_What needs to be done_: Output each line of the material exactly as it stands.

_Material for this exercise_:
=====
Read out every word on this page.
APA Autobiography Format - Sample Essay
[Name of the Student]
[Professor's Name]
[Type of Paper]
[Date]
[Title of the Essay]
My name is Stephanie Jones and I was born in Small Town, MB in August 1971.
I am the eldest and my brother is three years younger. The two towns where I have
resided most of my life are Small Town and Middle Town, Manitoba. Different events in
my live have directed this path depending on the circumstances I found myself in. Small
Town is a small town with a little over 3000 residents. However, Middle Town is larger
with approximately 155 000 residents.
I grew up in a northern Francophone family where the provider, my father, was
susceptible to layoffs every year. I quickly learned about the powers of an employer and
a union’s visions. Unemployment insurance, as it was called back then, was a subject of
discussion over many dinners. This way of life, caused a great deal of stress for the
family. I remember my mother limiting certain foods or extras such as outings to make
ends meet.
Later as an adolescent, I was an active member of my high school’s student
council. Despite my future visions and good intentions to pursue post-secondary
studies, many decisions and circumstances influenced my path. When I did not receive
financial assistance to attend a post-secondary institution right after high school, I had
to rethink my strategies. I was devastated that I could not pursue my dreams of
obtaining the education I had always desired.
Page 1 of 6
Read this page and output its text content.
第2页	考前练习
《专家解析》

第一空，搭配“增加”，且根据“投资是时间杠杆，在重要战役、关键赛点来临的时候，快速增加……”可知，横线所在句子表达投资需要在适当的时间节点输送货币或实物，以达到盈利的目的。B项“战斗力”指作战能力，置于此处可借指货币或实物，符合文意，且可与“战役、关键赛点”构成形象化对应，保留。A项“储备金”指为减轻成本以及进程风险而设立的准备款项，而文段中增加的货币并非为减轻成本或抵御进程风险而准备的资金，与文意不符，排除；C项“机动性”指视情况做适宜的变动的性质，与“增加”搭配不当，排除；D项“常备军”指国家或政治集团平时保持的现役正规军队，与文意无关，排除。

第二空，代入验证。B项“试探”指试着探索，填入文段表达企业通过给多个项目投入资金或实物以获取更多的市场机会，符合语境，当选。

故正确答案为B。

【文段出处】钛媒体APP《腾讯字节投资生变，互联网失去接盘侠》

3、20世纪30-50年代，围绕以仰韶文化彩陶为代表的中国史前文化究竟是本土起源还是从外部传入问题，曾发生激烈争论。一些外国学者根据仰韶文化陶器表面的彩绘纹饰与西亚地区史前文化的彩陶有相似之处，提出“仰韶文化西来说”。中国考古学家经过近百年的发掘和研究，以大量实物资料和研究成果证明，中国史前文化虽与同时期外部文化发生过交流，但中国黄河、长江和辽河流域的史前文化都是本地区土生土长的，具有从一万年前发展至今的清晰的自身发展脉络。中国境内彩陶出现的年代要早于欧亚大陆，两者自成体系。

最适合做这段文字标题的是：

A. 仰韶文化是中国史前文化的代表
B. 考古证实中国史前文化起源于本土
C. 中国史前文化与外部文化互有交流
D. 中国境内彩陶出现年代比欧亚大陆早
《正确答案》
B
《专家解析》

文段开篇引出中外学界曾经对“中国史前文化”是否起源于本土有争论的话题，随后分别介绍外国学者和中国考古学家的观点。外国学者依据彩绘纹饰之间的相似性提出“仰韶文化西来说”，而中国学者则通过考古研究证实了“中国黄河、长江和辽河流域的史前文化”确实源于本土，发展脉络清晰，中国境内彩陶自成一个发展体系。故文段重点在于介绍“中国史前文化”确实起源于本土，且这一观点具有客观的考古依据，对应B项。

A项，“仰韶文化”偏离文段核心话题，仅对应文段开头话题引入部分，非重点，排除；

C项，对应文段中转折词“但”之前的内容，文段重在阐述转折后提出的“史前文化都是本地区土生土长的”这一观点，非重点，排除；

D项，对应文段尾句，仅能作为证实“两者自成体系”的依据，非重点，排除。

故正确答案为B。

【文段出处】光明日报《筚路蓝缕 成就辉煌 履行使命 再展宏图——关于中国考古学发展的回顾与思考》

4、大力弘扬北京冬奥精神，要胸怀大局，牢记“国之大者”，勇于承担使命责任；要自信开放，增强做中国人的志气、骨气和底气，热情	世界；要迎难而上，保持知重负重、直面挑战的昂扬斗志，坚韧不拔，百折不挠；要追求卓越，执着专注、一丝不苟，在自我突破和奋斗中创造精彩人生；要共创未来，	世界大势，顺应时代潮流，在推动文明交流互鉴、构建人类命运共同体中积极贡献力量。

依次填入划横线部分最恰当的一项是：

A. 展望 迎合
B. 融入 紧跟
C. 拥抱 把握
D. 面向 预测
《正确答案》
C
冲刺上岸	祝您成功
=====
_Correct response_:
Read out every word on this page.
APA Autobiography Format - Sample Essay
[Name of the Student]
[Professor's Name]
[Type of Paper]
[Date]
[Title of the Essay]
My name is Stephanie Jones and I was born in Small Town, MB in August 1971.
I am the eldest and my brother is three years younger. The two towns where I have
resided most of my life are Small Town and Middle Town, Manitoba. Different events in
my live have directed this path depending on the circumstances I found myself in. Small
Town is a small town with a little over 3000 residents. However, Middle Town is larger
with approximately 155 000 residents.
I grew up in a northern Francophone family where the provider, my father, was
susceptible to layoffs every year. I quickly learned about the powers of an employer and
a union’s visions. Unemployment insurance, as it was called back then, was a subject of
discussion over many dinners. This way of life, caused a great deal of stress for the
family. I remember my mother limiting certain foods or extras such as outings to make
ends meet.
Later as an adolescent, I was an active member of my high school’s student
council. Despite my future visions and good intentions to pursue post-secondary
studies, many decisions and circumstances influenced my path. When I did not receive
financial assistance to attend a post-secondary institution right after high school, I had
to rethink my strategies. I was devastated that I could not pursue my dreams of
obtaining the education I had always desired.
Page 1 of 6
Read this page and output its text content.
第2页	考前练习
《专家解析》

第一空，搭配“增加”，且根据“投资是时间杠杆，在重要战役、关键赛点来临的时候，快速增加……”可知，横线所在句子表达投资需要在适当的时间节点输送货币或实物，以达到盈利的目的。B项“战斗力”指作战能力，置于此处可借指货币或实物，符合文意，且可与“战役、关键赛点”构成形象化对应，保留。A项“储备金”指为减轻成本以及进程风险而设立的准备款项，而文段中增加的货币并非为减轻成本或抵御进程风险而准备的资金，与文意不符，排除；C项“机动性”指视情况做适宜的变动的性质，与“增加”搭配不当，排除；D项“常备军”指国家或政治集团平时保持的现役正规军队，与文意无关，排除。

第二空，代入验证。B项“试探”指试着探索，填入文段表达企业通过给多个项目投入资金或实物以获取更多的市场机会，符合语境，当选。

故正确答案为B。

【文段出处】钛媒体APP《腾讯字节投资生变，互联网失去接盘侠》

3、20世纪30-50年代，围绕以仰韶文化彩陶为代表的中国史前文化究竟是本土起源还是从外部传入问题，曾发生激烈争论。一些外国学者根据仰韶文化陶器表面的彩绘纹饰与西亚地区史前文化的彩陶有相似之处，提出“仰韶文化西来说”。中国考古学家经过近百年的发掘和研究，以大量实物资料和研究成果证明，中国史前文化虽与同时期外部文化发生过交流，但中国黄河、长江和辽河流域的史前文化都是本地区土生土长的，具有从一万年前发展至今的清晰的自身发展脉络。中国境内彩陶出现的年代要早于欧亚大陆，两者自成体系。

最适合做这段文字标题的是：

A. 仰韶文化是中国史前文化的代表
B. 考古证实中国史前文化起源于本土
C. 中国史前文化与外部文化互有交流
D. 中国境内彩陶出现年代比欧亚大陆早
《正确答案》
B
《专家解析》

文段开篇引出中外学界曾经对“中国史前文化”是否起源于本土有争论的话题，随后分别介绍外国学者和中国考古学家的观点。外国学者依据彩绘纹饰之间的相似性提出“仰韶文化西来说”，而中国学者则通过考古研究证实了“中国黄河、长江和辽河流域的史前文化”确实源于本土，发展脉络清晰，中国境内彩陶自成一个发展体系。故文段重点在于介绍“中国史前文化”确实起源于本土，且这一观点具有客观的考古依据，对应B项。

A项，“仰韶文化”偏离文段核心话题，仅对应文段开头话题引入部分，非重点，排除；

C项，对应文段中转折词“但”之前的内容，文段重在阐述转折后提出的“史前文化都是本地区土生土长的”这一观点，非重点，排除；

D项，对应文段尾句，仅能作为证实“两者自成体系”的依据，非重点，排除。

故正确答案为B。

【文段出处】光明日报《筚路蓝缕 成就辉煌 履行使命 再展宏图——关于中国考古学发展的回顾与思考》

4、大力弘扬北京冬奥精神，要胸怀大局，牢记“国之大者”，勇于承担使命责任；要自信开放，增强做中国人的志气、骨气和底气，热情	世界；要迎难而上，保持知重负重、直面挑战的昂扬斗志，坚韧不拔，百折不挠；要追求卓越，执着专注、一丝不苟，在自我突破和奋斗中创造精彩人生；要共创未来，	世界大势，顺应时代潮流，在推动文明交流互鉴、构建人类命运共同体中积极贡献力量。

依次填入划横线部分最恰当的一项是：

A. 展望 迎合
B. 融入 紧跟
C. 拥抱 把握
D. 面向 预测
《正确答案》
C
冲刺上岸	祝您成功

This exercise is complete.